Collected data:

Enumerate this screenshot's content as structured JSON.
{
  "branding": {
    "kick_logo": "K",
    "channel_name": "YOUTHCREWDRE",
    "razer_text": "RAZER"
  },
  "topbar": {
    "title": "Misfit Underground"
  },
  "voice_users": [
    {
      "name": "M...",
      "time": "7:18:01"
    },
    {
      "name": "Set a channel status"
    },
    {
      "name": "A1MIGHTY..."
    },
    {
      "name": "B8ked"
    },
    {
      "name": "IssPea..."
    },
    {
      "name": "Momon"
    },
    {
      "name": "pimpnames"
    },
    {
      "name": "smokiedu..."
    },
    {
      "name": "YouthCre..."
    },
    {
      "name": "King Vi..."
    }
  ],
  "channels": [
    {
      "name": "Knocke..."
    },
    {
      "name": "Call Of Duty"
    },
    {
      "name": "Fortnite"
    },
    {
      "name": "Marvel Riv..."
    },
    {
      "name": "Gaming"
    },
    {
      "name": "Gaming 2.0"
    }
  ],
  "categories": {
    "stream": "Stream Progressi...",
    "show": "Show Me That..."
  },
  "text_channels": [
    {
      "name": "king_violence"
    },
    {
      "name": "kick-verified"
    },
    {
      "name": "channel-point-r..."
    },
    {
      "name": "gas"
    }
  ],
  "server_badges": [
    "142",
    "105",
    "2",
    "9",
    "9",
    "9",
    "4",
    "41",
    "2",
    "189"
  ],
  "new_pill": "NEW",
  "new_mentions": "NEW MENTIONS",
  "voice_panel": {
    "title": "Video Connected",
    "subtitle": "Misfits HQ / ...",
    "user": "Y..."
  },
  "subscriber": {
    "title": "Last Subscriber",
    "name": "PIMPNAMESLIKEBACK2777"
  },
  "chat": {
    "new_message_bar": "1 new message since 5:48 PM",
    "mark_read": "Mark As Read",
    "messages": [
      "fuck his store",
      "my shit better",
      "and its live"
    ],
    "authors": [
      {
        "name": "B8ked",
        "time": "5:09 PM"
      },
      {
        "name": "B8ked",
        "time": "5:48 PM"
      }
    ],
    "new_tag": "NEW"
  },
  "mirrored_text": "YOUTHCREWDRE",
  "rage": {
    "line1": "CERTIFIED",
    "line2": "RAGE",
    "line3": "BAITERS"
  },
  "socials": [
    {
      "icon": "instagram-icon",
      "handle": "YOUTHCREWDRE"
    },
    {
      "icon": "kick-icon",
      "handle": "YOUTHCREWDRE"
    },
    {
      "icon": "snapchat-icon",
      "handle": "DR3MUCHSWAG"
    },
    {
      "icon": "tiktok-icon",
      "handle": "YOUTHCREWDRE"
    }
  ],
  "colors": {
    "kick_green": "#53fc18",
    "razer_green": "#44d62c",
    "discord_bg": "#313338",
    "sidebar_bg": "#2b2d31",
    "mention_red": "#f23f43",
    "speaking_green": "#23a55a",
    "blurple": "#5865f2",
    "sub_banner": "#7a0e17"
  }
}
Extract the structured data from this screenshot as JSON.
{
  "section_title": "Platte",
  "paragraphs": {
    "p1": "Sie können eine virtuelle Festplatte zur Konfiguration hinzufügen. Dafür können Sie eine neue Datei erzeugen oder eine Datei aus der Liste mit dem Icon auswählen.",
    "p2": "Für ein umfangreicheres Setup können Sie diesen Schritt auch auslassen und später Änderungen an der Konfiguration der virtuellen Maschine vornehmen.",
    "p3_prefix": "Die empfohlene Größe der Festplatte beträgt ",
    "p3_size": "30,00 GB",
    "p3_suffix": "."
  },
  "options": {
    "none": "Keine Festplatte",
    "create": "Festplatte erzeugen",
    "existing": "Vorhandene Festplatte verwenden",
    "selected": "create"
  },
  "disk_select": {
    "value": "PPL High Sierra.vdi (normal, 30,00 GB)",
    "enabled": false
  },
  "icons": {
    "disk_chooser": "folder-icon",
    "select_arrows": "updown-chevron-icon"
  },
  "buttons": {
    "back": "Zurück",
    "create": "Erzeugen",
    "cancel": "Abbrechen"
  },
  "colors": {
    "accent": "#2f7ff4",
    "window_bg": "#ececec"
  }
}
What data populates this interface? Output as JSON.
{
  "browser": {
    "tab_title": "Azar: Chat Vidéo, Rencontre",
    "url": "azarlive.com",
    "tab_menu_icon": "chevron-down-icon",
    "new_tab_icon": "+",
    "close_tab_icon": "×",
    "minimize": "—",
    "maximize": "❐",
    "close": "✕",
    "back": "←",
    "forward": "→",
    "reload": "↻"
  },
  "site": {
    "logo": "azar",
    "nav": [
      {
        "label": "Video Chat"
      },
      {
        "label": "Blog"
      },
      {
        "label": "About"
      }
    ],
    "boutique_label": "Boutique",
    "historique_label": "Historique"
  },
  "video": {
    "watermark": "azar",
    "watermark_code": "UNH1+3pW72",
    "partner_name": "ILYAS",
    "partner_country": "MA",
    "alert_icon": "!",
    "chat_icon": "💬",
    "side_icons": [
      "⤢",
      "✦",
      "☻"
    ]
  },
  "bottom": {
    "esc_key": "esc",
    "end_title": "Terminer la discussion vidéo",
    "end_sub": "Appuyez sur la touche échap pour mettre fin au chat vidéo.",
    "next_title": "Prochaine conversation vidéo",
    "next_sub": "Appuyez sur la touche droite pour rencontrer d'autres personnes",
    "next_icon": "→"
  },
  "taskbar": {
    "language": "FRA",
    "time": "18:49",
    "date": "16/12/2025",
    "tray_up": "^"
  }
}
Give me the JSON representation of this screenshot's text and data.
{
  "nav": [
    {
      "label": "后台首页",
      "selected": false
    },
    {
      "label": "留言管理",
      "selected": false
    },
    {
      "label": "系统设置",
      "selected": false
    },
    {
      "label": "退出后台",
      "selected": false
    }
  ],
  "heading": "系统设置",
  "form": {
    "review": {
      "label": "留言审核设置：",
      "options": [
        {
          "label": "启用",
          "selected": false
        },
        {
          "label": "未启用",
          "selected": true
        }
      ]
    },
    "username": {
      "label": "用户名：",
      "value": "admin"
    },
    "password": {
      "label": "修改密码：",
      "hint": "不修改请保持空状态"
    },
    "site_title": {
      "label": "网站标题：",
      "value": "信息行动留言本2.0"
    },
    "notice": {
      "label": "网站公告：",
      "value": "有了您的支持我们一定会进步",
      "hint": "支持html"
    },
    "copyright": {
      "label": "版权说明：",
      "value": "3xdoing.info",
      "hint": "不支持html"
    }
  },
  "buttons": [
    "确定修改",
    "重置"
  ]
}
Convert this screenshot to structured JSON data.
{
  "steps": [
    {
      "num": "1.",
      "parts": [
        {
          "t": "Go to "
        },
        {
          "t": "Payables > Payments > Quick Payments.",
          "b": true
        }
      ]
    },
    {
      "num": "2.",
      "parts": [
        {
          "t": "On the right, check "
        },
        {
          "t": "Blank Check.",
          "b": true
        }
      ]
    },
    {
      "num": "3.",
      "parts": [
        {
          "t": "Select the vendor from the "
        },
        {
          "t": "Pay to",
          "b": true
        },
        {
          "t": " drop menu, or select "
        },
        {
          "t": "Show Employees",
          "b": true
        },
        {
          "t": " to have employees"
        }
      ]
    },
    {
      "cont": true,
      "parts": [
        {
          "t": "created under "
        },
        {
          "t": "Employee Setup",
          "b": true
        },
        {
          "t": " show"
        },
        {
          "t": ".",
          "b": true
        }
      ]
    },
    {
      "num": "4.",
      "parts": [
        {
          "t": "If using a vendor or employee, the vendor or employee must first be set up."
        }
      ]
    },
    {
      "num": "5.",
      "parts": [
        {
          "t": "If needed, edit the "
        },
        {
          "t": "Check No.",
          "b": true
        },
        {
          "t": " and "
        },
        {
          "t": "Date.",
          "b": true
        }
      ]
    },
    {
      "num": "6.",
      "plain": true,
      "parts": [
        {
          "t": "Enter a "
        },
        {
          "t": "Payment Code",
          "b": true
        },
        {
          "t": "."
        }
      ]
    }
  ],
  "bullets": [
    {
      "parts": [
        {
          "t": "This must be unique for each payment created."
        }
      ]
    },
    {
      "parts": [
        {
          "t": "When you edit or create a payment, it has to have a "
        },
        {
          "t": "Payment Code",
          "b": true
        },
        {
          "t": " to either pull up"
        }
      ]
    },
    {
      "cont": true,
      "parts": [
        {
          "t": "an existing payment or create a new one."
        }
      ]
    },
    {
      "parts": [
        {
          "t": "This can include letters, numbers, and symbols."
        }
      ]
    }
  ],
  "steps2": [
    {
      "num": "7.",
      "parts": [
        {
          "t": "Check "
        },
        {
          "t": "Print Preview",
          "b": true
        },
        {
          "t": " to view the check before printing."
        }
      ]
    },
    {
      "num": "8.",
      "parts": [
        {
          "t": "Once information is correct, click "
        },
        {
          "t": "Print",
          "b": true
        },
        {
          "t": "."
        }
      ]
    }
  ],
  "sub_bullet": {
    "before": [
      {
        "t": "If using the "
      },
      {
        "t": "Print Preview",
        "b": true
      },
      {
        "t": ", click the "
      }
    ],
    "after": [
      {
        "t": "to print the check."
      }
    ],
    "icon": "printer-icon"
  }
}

## WHAT NEEDS TO BE DONE
Report the number of lines holding the string "time", without any other words.

## SOLUTION TO THIS PROBLEM
4